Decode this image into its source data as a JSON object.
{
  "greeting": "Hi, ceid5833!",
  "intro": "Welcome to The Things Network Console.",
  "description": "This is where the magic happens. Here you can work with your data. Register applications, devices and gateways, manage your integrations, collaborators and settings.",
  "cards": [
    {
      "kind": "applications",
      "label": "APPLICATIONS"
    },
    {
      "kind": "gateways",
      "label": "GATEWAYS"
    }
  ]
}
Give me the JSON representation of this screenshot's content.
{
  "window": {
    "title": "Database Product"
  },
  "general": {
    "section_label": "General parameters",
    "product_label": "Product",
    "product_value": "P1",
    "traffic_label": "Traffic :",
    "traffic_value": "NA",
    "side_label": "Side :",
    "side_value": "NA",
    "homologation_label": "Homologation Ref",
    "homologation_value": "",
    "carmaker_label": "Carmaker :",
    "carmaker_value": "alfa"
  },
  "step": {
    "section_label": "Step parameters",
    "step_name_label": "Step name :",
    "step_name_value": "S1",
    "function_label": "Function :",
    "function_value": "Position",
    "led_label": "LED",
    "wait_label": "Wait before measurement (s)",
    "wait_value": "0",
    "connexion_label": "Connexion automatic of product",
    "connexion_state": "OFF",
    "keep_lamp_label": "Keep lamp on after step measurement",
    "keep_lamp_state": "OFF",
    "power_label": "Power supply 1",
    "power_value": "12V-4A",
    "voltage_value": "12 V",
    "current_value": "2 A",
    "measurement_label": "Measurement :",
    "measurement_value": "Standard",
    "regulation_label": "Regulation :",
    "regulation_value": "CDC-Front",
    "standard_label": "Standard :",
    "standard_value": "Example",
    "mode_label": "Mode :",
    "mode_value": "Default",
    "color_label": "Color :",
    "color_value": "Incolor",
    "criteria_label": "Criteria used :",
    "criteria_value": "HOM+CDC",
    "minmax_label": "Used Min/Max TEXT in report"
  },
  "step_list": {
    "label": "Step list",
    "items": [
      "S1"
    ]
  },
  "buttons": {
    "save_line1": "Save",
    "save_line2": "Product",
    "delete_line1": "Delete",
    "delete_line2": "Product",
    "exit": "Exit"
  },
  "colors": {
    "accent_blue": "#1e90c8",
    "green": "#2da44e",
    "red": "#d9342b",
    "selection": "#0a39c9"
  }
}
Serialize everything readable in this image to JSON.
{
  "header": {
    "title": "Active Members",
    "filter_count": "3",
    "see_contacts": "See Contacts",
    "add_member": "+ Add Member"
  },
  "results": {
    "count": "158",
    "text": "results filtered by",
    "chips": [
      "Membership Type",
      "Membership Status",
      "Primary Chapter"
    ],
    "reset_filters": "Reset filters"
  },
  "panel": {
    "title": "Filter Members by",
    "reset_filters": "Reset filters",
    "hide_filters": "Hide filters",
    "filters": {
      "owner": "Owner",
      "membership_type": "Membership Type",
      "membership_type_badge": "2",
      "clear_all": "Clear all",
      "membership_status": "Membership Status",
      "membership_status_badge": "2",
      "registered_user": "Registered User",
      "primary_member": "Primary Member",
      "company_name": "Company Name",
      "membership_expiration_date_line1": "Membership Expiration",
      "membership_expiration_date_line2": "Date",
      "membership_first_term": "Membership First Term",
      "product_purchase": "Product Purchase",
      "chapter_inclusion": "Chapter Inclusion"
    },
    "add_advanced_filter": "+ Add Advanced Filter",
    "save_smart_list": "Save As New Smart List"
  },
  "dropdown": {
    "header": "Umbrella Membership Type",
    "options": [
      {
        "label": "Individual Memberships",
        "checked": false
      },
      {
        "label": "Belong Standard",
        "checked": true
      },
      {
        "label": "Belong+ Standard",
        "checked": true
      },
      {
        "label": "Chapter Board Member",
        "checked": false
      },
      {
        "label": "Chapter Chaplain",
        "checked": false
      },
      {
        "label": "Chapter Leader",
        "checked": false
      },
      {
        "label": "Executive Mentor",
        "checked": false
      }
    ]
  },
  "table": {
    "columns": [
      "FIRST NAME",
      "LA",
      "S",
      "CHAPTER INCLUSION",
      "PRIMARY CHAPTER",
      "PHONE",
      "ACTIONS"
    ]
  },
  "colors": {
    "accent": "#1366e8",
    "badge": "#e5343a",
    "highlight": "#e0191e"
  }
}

_Exercise details:_ Check every line for "title" and show the ones that have it.

_Full output:_
    "title": "Database Product"
    "title": "Active Members",
    "title": "Filter Members by",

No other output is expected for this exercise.